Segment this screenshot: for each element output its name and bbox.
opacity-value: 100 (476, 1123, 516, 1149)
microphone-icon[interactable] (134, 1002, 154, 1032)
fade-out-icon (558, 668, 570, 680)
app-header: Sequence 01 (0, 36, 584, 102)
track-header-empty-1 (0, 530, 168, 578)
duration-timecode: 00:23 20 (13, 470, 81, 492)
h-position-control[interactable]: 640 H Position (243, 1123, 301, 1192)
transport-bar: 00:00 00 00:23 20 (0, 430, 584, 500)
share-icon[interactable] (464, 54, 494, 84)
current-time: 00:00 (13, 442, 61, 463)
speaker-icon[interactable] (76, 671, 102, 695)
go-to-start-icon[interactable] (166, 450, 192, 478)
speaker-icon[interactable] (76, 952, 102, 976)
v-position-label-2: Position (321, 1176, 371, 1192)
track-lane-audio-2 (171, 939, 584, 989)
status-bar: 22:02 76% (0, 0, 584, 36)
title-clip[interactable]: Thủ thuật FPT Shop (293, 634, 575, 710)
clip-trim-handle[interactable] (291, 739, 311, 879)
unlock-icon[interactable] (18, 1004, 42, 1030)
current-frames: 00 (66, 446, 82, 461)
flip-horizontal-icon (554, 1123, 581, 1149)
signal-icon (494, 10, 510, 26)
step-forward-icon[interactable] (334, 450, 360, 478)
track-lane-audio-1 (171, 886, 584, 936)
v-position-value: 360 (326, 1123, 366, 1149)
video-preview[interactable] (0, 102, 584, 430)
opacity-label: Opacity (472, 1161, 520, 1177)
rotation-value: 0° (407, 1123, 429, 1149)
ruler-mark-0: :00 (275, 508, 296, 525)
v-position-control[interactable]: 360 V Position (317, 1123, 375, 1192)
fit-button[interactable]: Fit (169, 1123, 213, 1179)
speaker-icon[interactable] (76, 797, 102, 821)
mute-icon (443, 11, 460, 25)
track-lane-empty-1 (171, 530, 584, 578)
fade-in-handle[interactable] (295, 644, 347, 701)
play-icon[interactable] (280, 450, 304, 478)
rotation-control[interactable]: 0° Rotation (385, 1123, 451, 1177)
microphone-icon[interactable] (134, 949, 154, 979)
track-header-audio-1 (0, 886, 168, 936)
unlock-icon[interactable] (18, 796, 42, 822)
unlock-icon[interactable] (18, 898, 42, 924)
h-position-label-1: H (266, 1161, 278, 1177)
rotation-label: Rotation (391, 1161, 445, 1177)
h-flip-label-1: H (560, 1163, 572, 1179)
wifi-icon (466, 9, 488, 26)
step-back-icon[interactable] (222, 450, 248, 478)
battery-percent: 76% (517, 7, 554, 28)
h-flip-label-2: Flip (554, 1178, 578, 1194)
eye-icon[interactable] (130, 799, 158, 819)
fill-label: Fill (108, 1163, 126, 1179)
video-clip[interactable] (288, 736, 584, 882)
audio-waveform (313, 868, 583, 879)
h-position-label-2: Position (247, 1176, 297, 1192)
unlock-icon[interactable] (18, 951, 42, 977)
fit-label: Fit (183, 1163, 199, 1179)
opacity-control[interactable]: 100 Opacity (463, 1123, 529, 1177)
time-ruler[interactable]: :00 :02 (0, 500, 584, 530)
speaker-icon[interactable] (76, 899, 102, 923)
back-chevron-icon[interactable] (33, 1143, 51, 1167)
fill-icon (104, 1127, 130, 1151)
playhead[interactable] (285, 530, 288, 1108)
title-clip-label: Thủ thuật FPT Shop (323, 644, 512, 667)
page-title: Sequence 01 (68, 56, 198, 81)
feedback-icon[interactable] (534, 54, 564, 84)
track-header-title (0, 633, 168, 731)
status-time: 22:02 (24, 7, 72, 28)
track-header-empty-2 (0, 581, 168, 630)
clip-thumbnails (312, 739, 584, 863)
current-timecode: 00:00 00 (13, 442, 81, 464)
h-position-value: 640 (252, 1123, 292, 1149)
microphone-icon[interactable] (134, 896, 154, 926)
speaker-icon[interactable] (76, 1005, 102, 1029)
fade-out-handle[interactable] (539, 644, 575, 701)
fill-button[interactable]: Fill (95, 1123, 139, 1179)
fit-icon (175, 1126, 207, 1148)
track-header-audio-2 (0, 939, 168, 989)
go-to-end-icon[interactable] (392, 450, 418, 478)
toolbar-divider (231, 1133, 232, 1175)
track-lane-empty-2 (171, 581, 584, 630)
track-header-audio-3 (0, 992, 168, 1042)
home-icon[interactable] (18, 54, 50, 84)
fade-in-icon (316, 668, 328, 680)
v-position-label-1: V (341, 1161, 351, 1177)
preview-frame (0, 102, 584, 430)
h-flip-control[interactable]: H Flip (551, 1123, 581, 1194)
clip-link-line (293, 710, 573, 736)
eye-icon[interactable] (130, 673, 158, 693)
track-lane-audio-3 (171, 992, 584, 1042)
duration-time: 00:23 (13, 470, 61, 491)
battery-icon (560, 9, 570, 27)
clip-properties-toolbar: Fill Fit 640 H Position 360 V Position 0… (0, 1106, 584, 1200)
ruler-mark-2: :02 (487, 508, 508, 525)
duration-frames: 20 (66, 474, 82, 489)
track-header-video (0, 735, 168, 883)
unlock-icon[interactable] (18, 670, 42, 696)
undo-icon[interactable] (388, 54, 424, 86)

▶ [Aim] Update these items so that every "speaker-icon" reads "volume-icon", and keep everything else the same.

▶ [Problem solution]
Segment this screenshot: for each element output its name and bbox.
opacity-value: 100 (476, 1123, 516, 1149)
microphone-icon[interactable] (134, 1002, 154, 1032)
fade-out-icon (558, 668, 570, 680)
app-header: Sequence 01 (0, 36, 584, 102)
track-header-empty-1 (0, 530, 168, 578)
duration-timecode: 00:23 20 (13, 470, 81, 492)
h-position-control[interactable]: 640 H Position (243, 1123, 301, 1192)
transport-bar: 00:00 00 00:23 20 (0, 430, 584, 500)
share-icon[interactable] (464, 54, 494, 84)
current-time: 00:00 (13, 442, 61, 463)
volume-icon[interactable] (76, 671, 102, 695)
go-to-start-icon[interactable] (166, 450, 192, 478)
volume-icon[interactable] (76, 952, 102, 976)
v-position-label-2: Position (321, 1176, 371, 1192)
track-lane-audio-2 (171, 939, 584, 989)
status-bar: 22:02 76% (0, 0, 584, 36)
title-clip[interactable]: Thủ thuật FPT Shop (293, 634, 575, 710)
clip-trim-handle[interactable] (291, 739, 311, 879)
unlock-icon[interactable] (18, 1004, 42, 1030)
current-frames: 00 (66, 446, 82, 461)
flip-horizontal-icon (554, 1123, 581, 1149)
signal-icon (494, 10, 510, 26)
step-forward-icon[interactable] (334, 450, 360, 478)
track-lane-audio-1 (171, 886, 584, 936)
v-position-value: 360 (326, 1123, 366, 1149)
video-preview[interactable] (0, 102, 584, 430)
opacity-label: Opacity (472, 1161, 520, 1177)
rotation-value: 0° (407, 1123, 429, 1149)
ruler-mark-0: :00 (275, 508, 296, 525)
v-position-control[interactable]: 360 V Position (317, 1123, 375, 1192)
fit-button[interactable]: Fit (169, 1123, 213, 1179)
volume-icon[interactable] (76, 797, 102, 821)
mute-icon (443, 11, 460, 25)
track-lane-empty-1 (171, 530, 584, 578)
fade-in-handle[interactable] (295, 644, 347, 701)
play-icon[interactable] (280, 450, 304, 478)
rotation-control[interactable]: 0° Rotation (385, 1123, 451, 1177)
microphone-icon[interactable] (134, 949, 154, 979)
track-header-audio-1 (0, 886, 168, 936)
unlock-icon[interactable] (18, 796, 42, 822)
unlock-icon[interactable] (18, 898, 42, 924)
h-position-label-1: H (266, 1161, 278, 1177)
rotation-label: Rotation (391, 1161, 445, 1177)
h-flip-label-1: H (560, 1163, 572, 1179)
wifi-icon (466, 9, 488, 26)
step-back-icon[interactable] (222, 450, 248, 478)
battery-percent: 76% (517, 7, 554, 28)
h-flip-label-2: Flip (554, 1178, 578, 1194)
eye-icon[interactable] (130, 799, 158, 819)
fill-label: Fill (108, 1163, 126, 1179)
video-clip[interactable] (288, 736, 584, 882)
audio-waveform (313, 868, 583, 879)
h-position-label-2: Position (247, 1176, 297, 1192)
unlock-icon[interactable] (18, 951, 42, 977)
fit-label: Fit (183, 1163, 199, 1179)
opacity-control[interactable]: 100 Opacity (463, 1123, 529, 1177)
time-ruler[interactable]: :00 :02 (0, 500, 584, 530)
volume-icon[interactable] (76, 899, 102, 923)
back-chevron-icon[interactable] (33, 1143, 51, 1167)
fill-icon (104, 1127, 130, 1151)
playhead[interactable] (285, 530, 288, 1108)
title-clip-label: Thủ thuật FPT Shop (323, 644, 512, 667)
page-title: Sequence 01 (68, 56, 198, 81)
feedback-icon[interactable] (534, 54, 564, 84)
track-header-title (0, 633, 168, 731)
status-time: 22:02 (24, 7, 72, 28)
track-header-empty-2 (0, 581, 168, 630)
clip-thumbnails (312, 739, 584, 863)
current-timecode: 00:00 00 (13, 442, 81, 464)
h-position-value: 640 (252, 1123, 292, 1149)
microphone-icon[interactable] (134, 896, 154, 926)
volume-icon[interactable] (76, 1005, 102, 1029)
fade-out-handle[interactable] (539, 644, 575, 701)
fill-button[interactable]: Fill (95, 1123, 139, 1179)
fit-icon (175, 1126, 207, 1148)
track-header-audio-2 (0, 939, 168, 989)
go-to-end-icon[interactable] (392, 450, 418, 478)
toolbar-divider (231, 1133, 232, 1175)
track-lane-empty-2 (171, 581, 584, 630)
track-header-audio-3 (0, 992, 168, 1042)
home-icon[interactable] (18, 54, 50, 84)
fade-in-icon (316, 668, 328, 680)
v-position-label-1: V (341, 1161, 351, 1177)
preview-frame (0, 102, 584, 430)
h-flip-control[interactable]: H Flip (551, 1123, 581, 1194)
clip-link-line (293, 710, 573, 736)
eye-icon[interactable] (130, 673, 158, 693)
track-lane-audio-3 (171, 992, 584, 1042)
duration-time: 00:23 (13, 470, 61, 491)
battery-icon (560, 9, 570, 27)
clip-properties-toolbar: Fill Fit 640 H Position 360 V Position 0… (0, 1106, 584, 1200)
ruler-mark-2: :02 (487, 508, 508, 525)
duration-frames: 20 (66, 474, 82, 489)
track-header-video (0, 735, 168, 883)
unlock-icon[interactable] (18, 670, 42, 696)
undo-icon[interactable] (388, 54, 424, 86)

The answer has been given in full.